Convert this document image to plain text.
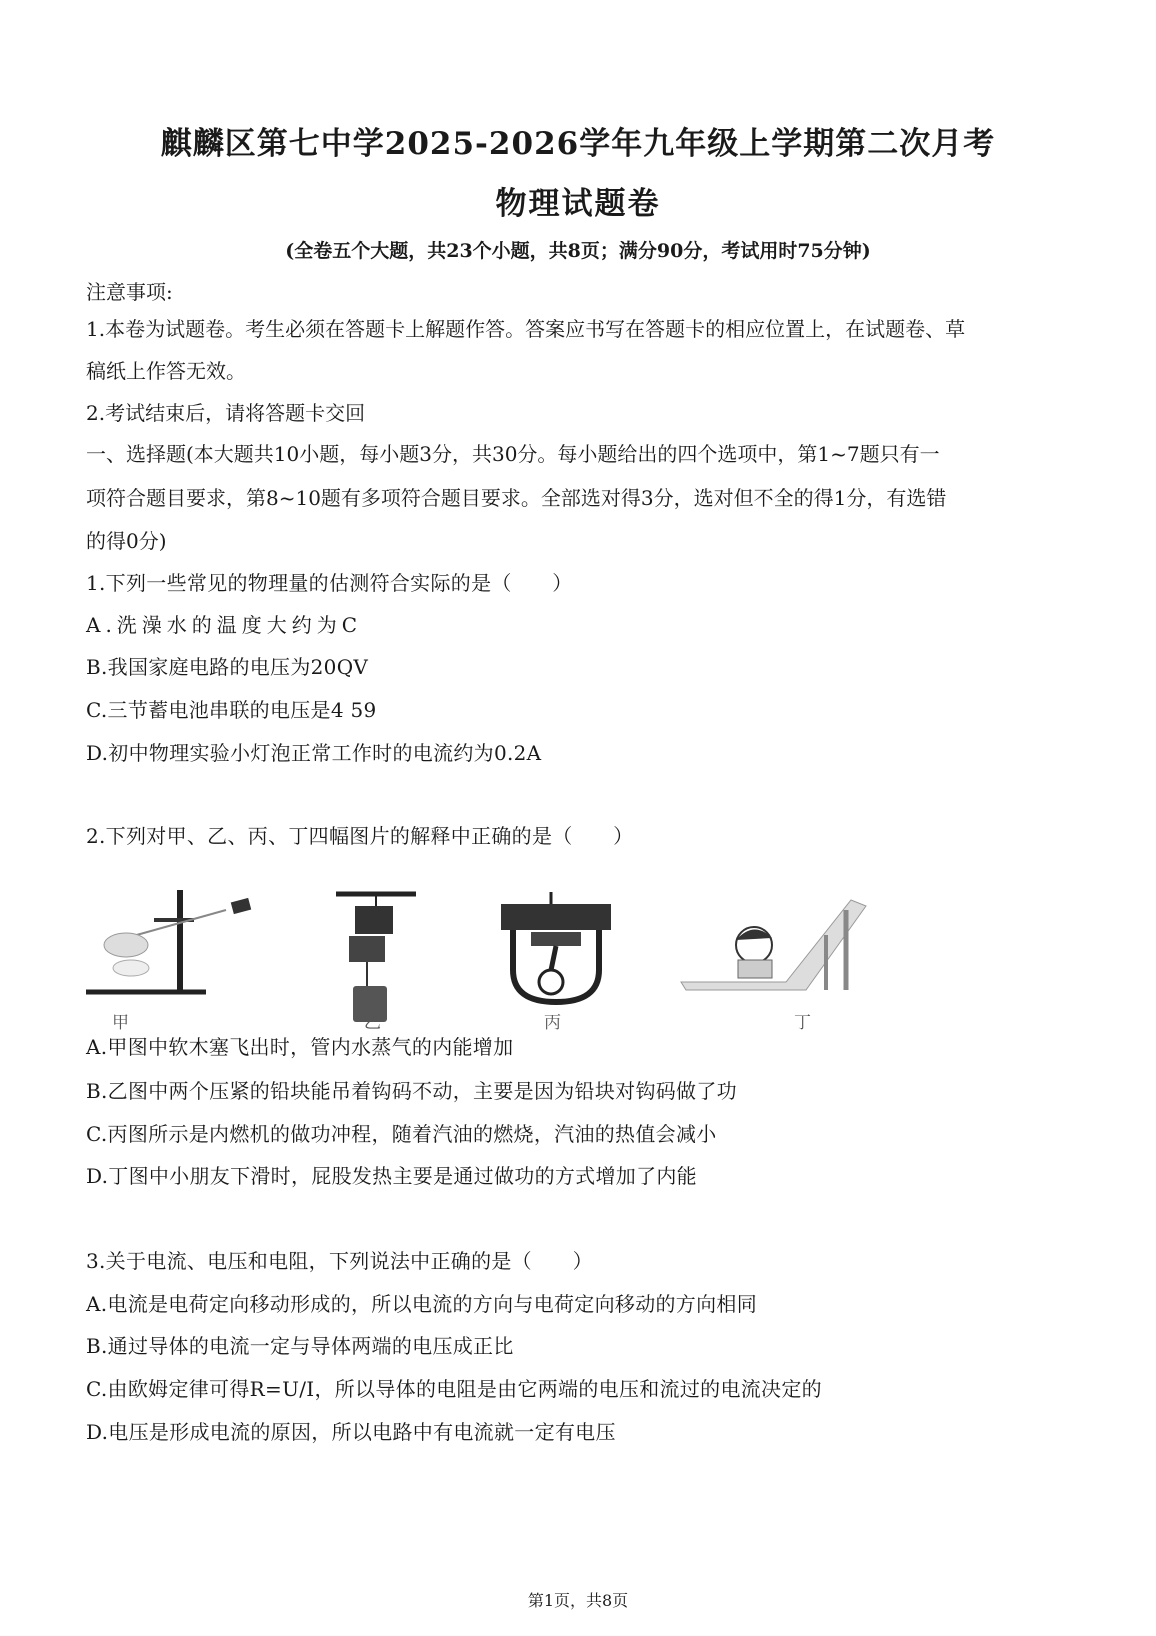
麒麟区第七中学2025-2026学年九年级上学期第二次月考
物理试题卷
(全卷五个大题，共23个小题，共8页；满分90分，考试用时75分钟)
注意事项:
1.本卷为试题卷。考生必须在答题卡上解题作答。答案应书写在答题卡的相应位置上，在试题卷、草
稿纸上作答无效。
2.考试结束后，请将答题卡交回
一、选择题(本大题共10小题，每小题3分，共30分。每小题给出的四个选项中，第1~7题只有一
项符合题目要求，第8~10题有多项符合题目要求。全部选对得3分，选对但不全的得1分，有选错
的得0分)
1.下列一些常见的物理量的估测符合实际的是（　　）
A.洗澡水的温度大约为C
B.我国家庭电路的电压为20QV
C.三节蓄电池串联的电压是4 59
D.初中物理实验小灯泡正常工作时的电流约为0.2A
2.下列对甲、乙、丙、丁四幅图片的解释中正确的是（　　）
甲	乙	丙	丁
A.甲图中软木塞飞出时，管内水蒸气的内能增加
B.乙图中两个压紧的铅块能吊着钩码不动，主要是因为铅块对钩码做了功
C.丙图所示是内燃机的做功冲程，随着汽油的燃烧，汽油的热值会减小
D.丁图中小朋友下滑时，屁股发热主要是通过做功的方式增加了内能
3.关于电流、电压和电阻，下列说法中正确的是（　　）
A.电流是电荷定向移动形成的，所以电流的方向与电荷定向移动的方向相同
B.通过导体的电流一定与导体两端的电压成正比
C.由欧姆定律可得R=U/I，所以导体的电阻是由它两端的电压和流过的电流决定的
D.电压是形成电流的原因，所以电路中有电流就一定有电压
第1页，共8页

______

# [Your task]
Each record must be quoted in full and exactly. Do not include the pictures.

# [The result]
Convert this document image to plain text.
麒麟区第七中学2025-2026学年九年级上学期第二次月考
物理试题卷
(全卷五个大题，共23个小题，共8页；满分90分，考试用时75分钟)
注意事项:
1.本卷为试题卷。考生必须在答题卡上解题作答。答案应书写在答题卡的相应位置上，在试题卷、草
稿纸上作答无效。
2.考试结束后，请将答题卡交回
一、选择题(本大题共10小题，每小题3分，共30分。每小题给出的四个选项中，第1~7题只有一
项符合题目要求，第8~10题有多项符合题目要求。全部选对得3分，选对但不全的得1分，有选错
的得0分)
1.下列一些常见的物理量的估测符合实际的是（　　）
A.洗澡水的温度大约为C
B.我国家庭电路的电压为20QV
C.三节蓄电池串联的电压是4 59
D.初中物理实验小灯泡正常工作时的电流约为0.2A
2.下列对甲、乙、丙、丁四幅图片的解释中正确的是（　　）
甲	乙	丙	丁
A.甲图中软木塞飞出时，管内水蒸气的内能增加
B.乙图中两个压紧的铅块能吊着钩码不动，主要是因为铅块对钩码做了功
C.丙图所示是内燃机的做功冲程，随着汽油的燃烧，汽油的热值会减小
D.丁图中小朋友下滑时，屁股发热主要是通过做功的方式增加了内能
3.关于电流、电压和电阻，下列说法中正确的是（　　）
A.电流是电荷定向移动形成的，所以电流的方向与电荷定向移动的方向相同
B.通过导体的电流一定与导体两端的电压成正比
C.由欧姆定律可得R=U/I，所以导体的电阻是由它两端的电压和流过的电流决定的
D.电压是形成电流的原因，所以电路中有电流就一定有电压
第1页，共8页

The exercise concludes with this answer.